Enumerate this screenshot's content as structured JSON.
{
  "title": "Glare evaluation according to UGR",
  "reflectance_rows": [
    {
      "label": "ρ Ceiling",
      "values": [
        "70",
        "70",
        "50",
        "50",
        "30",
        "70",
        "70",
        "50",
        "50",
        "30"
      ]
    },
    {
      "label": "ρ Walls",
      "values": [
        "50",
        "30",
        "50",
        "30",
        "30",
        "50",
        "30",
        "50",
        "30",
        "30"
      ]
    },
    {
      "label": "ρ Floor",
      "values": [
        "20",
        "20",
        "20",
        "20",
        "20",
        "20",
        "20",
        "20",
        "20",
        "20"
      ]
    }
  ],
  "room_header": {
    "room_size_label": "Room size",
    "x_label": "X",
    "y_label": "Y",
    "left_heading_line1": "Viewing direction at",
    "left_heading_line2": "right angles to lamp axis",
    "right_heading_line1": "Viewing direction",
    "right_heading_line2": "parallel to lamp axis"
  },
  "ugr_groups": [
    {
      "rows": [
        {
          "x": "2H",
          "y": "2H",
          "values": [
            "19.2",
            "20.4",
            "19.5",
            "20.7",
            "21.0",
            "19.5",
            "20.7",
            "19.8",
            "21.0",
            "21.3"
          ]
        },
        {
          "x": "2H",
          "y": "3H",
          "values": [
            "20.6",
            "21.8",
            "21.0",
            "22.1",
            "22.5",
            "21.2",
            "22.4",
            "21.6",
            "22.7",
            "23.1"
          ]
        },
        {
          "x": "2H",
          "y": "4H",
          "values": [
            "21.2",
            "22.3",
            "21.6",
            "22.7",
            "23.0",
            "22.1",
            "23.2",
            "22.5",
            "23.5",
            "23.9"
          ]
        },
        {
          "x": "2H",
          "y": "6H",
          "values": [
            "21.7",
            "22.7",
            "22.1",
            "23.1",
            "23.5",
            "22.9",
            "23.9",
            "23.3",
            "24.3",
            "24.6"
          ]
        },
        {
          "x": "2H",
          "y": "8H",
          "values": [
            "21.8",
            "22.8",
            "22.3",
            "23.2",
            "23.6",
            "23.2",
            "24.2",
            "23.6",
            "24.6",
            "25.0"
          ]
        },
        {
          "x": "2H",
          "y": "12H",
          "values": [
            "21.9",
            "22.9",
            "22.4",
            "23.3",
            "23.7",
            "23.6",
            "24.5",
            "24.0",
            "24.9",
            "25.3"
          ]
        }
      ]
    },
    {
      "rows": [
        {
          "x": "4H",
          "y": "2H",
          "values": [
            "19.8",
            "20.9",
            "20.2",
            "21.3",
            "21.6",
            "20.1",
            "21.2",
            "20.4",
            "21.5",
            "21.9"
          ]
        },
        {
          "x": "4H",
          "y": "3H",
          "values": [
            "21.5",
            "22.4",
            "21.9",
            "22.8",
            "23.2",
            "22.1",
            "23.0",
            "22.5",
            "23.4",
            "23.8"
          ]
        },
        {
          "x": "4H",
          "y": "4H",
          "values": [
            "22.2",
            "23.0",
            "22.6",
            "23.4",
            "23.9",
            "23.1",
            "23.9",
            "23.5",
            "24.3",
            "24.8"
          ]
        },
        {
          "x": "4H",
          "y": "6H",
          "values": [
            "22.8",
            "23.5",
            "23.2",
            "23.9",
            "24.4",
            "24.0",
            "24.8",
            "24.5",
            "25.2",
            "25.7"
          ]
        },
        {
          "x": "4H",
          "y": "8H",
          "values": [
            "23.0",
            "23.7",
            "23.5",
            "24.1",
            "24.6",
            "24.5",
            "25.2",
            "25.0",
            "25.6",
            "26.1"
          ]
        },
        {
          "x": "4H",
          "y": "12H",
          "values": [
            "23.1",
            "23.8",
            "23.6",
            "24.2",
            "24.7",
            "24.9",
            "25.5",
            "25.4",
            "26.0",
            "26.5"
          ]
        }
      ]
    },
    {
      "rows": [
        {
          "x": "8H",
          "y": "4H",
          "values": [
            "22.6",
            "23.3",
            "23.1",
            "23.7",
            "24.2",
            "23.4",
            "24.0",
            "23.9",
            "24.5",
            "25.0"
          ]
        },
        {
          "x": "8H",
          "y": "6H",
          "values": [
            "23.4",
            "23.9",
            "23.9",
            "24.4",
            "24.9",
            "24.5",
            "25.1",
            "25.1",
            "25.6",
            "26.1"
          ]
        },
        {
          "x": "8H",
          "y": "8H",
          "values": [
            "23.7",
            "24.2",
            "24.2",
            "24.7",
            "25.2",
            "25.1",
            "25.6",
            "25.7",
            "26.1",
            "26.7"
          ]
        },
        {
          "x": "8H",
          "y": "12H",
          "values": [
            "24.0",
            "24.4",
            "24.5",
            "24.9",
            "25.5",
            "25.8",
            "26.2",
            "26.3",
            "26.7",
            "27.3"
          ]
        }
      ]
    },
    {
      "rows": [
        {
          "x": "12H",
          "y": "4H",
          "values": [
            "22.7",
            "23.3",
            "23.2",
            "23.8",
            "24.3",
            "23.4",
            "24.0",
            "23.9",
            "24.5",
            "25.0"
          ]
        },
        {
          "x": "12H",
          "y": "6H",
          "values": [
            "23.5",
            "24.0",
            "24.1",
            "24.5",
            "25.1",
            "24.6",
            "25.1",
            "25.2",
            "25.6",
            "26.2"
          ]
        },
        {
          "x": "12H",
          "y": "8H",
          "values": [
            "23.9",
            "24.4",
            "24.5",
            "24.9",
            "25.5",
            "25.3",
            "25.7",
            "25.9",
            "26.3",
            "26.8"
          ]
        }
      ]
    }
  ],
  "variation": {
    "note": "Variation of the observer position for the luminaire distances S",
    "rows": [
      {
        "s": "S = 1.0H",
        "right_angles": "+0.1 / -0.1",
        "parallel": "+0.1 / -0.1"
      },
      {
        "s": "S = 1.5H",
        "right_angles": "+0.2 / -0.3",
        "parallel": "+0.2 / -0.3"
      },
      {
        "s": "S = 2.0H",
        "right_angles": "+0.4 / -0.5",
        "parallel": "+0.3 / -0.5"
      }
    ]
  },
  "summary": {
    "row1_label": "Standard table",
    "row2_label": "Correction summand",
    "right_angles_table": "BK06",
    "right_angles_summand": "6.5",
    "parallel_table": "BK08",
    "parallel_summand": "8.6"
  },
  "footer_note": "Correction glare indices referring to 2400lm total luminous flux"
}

**Aim:**
Out of the material above, gather each line where "Correction" appears.

**Correct answer:**
    "row2_label": "Correction summand",
  "footer_note": "Correction glare indices referring to 2400lm total luminous flux"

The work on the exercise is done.